### Your goal
Identify all lines of the data containing the string "bottom" and copy them.
-- BEGIN Materials provided --
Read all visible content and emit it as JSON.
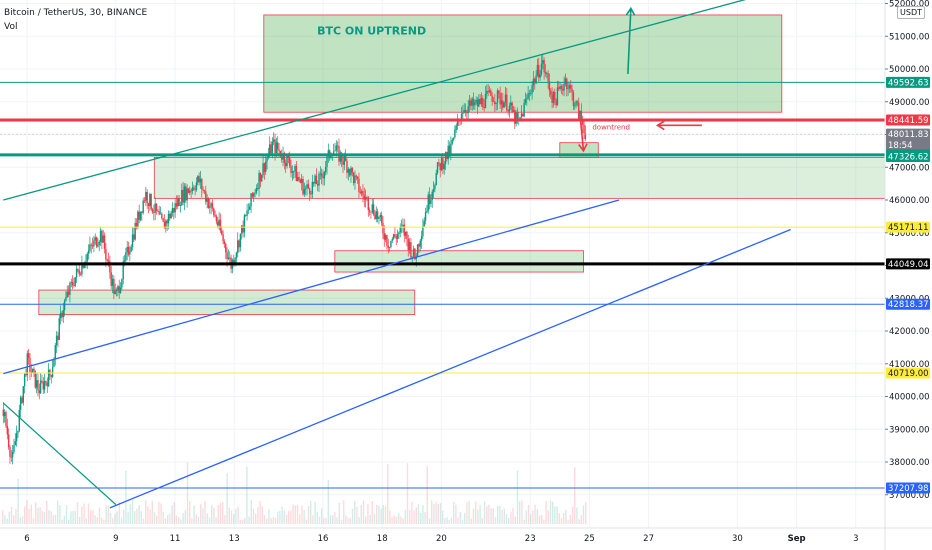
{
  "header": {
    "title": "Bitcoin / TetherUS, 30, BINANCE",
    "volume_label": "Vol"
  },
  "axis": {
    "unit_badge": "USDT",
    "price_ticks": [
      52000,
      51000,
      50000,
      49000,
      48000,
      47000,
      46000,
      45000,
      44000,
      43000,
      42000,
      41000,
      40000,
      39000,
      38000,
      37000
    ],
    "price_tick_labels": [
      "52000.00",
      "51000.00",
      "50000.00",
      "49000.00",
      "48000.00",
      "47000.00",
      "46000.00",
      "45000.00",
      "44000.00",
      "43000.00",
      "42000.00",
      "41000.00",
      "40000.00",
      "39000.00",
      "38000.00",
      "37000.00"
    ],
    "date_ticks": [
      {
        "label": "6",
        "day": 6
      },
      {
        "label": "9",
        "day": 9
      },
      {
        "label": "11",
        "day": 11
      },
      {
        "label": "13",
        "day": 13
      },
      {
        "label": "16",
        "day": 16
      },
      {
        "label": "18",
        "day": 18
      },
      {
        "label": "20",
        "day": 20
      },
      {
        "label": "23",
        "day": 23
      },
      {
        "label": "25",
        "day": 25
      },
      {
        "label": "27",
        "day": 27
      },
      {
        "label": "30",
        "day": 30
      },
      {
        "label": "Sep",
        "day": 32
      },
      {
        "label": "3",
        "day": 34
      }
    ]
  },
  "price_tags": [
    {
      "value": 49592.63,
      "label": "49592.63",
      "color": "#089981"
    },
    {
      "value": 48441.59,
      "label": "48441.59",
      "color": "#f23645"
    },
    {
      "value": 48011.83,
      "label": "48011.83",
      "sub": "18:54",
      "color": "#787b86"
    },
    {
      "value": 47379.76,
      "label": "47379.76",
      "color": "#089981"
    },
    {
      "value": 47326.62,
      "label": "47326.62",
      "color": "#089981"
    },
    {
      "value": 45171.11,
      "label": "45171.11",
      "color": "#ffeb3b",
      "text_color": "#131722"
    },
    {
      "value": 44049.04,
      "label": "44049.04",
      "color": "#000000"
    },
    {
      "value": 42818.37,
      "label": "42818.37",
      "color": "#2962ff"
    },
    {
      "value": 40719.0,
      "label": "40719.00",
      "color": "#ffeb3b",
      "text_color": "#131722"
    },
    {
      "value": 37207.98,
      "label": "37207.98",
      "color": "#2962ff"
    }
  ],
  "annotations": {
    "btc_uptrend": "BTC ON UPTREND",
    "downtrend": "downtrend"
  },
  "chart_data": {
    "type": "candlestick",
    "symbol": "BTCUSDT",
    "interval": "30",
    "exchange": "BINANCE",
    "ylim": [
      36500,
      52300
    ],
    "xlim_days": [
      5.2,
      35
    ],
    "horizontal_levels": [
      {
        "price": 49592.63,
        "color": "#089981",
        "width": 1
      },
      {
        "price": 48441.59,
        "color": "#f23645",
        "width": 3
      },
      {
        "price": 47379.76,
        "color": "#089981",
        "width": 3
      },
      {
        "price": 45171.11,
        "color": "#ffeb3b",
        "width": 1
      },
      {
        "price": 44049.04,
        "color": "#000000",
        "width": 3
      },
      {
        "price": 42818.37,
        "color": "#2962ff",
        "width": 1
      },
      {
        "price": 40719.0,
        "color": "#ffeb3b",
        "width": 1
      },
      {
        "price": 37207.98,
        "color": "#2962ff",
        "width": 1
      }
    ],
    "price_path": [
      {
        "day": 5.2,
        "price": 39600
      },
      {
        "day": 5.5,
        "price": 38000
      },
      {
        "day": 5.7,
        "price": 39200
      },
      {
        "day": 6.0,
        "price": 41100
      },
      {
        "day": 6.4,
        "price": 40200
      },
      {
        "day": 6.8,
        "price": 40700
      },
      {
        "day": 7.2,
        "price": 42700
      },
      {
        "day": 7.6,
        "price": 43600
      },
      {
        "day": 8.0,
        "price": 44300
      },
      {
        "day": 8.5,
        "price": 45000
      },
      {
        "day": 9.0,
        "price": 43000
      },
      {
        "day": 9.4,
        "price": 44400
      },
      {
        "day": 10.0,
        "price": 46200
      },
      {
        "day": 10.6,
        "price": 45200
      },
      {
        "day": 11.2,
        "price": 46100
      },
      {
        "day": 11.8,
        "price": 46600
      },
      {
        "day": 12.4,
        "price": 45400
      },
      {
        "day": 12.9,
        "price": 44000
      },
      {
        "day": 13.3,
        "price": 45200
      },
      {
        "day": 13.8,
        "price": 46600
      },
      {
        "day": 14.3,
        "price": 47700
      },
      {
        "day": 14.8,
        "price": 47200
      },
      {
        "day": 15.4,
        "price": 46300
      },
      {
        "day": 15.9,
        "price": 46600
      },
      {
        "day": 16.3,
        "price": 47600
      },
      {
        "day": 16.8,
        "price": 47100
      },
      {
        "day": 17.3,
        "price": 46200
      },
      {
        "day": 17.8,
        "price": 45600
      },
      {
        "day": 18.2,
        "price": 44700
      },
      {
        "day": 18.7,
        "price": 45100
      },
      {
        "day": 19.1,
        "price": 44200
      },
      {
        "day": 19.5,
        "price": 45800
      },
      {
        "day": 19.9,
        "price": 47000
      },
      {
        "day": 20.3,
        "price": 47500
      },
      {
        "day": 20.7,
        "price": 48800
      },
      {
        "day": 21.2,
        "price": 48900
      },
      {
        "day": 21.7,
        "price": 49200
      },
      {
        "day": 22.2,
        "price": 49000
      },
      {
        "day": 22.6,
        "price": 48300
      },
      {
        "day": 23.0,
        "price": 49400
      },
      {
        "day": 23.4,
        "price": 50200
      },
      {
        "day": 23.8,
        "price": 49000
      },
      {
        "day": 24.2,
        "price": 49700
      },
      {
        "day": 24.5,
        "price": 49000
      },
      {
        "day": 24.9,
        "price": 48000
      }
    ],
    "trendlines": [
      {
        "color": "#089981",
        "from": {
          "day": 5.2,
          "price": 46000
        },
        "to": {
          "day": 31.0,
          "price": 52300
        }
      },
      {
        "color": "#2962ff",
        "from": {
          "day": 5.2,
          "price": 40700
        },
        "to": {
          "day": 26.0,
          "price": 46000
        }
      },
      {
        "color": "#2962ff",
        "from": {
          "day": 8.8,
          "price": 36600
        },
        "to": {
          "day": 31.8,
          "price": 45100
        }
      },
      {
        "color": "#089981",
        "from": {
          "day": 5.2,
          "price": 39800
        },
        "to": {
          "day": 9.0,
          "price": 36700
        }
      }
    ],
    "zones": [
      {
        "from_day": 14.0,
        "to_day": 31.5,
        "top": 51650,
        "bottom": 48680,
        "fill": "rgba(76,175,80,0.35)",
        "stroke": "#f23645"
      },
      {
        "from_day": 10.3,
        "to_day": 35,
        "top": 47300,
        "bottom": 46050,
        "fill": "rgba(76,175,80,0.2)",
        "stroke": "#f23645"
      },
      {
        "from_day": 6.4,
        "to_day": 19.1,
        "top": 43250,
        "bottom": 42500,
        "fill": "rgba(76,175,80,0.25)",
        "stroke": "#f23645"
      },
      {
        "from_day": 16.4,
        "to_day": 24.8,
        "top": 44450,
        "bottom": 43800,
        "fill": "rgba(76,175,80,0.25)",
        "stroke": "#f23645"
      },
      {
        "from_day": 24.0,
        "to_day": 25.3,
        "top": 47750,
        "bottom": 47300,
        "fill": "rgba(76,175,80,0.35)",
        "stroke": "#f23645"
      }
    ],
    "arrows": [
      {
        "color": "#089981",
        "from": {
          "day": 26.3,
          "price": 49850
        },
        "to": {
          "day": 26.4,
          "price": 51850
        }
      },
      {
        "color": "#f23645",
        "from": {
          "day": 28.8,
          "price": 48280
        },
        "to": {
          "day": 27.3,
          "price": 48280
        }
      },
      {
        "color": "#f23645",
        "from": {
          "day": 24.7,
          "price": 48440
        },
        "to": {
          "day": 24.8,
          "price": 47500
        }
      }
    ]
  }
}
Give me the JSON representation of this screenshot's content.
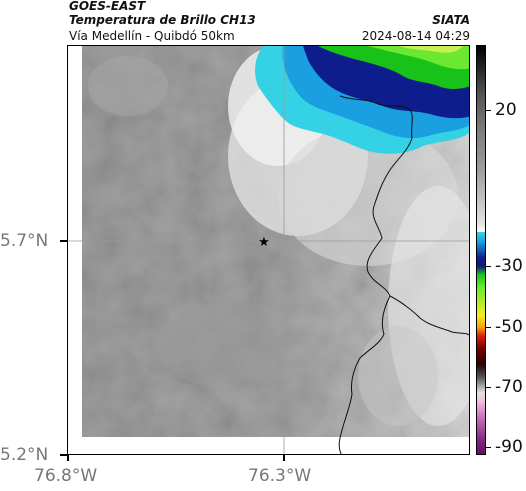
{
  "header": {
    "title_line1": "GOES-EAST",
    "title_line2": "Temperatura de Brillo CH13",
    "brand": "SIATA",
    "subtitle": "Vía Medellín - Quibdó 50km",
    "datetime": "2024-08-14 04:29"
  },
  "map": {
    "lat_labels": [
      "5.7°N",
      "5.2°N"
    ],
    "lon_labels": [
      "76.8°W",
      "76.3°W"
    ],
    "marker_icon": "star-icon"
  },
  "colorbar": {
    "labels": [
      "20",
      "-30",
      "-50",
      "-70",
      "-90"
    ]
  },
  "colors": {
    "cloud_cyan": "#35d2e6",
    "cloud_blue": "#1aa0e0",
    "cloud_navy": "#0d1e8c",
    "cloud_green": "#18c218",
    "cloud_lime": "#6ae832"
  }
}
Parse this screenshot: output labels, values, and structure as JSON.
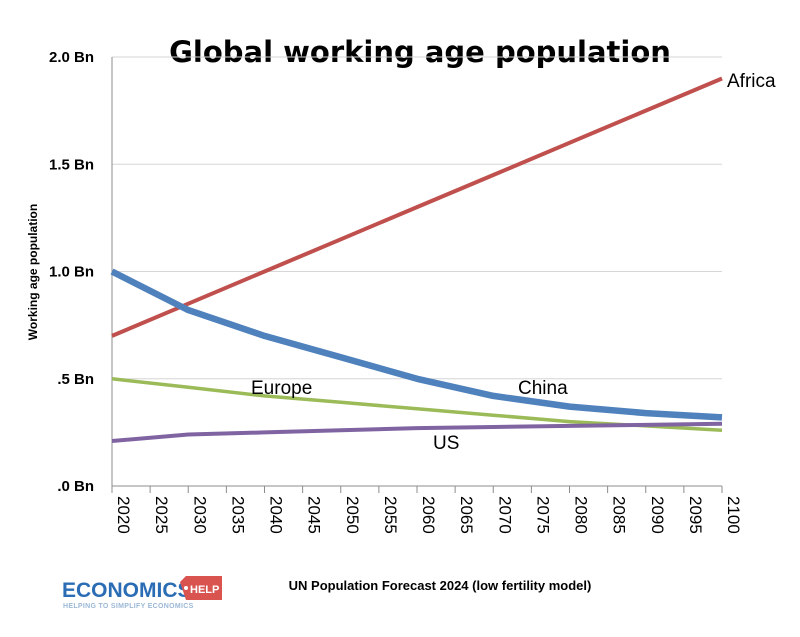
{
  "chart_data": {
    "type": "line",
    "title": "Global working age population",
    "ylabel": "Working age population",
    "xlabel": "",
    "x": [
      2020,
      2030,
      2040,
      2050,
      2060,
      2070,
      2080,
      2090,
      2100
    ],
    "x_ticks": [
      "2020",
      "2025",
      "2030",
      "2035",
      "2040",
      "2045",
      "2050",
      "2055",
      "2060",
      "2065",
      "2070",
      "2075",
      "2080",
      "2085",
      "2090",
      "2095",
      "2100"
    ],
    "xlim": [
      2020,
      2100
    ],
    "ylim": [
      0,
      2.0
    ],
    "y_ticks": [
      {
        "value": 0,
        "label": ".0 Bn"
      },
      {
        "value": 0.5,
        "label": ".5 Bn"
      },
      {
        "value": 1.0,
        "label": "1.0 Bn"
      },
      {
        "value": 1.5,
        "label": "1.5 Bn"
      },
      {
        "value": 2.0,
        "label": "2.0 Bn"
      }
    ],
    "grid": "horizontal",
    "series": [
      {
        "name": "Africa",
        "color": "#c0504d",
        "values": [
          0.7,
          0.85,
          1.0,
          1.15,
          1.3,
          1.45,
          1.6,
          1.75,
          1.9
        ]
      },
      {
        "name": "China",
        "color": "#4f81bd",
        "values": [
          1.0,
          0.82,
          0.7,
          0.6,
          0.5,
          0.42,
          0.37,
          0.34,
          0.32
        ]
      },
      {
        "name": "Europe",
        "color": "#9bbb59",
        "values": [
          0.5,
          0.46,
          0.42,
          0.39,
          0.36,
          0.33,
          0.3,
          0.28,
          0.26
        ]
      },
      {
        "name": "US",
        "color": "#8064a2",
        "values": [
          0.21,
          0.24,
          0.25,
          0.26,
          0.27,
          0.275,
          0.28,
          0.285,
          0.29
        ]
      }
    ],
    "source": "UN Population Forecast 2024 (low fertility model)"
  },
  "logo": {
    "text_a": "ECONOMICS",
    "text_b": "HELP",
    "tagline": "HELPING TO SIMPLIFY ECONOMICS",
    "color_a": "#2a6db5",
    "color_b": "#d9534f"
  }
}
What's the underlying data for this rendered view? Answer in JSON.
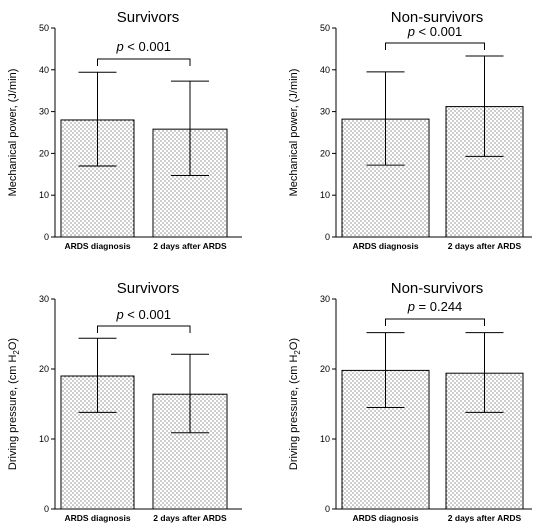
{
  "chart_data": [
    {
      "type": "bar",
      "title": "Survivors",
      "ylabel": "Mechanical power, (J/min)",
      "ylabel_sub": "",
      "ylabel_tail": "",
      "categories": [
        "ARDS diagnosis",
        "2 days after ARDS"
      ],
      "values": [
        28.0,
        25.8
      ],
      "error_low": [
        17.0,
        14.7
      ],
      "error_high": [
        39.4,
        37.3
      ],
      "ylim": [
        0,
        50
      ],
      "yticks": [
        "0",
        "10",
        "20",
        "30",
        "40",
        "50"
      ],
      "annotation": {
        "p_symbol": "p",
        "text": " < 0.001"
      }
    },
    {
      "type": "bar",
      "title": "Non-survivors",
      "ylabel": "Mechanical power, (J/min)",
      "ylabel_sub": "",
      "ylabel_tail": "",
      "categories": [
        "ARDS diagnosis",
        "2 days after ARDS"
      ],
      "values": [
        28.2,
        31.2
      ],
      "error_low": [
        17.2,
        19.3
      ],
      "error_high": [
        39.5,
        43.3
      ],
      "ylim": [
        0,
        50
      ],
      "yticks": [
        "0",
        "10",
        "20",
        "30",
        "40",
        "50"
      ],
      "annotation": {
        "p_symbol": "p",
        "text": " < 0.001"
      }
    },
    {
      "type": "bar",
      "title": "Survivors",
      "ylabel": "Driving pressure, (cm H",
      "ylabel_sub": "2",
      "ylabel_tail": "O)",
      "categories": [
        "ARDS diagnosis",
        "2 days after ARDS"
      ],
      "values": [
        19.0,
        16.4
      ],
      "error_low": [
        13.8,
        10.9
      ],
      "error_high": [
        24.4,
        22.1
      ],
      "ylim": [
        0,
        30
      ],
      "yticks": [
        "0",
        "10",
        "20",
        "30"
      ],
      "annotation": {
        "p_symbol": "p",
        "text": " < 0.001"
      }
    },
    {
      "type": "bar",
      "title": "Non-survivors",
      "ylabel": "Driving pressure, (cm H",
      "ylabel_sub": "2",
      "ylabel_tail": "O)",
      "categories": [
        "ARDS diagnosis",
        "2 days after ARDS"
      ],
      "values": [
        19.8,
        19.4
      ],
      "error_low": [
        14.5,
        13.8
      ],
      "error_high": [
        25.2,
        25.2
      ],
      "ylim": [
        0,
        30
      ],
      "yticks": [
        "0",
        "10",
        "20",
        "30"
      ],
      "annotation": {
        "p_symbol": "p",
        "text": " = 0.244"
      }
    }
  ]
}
-- END Materials provided --
### Task result
        "bottom": 48680,
        "bottom": 46050,
        "bottom": 42500,
        "bottom": 43800,
        "bottom": 47300,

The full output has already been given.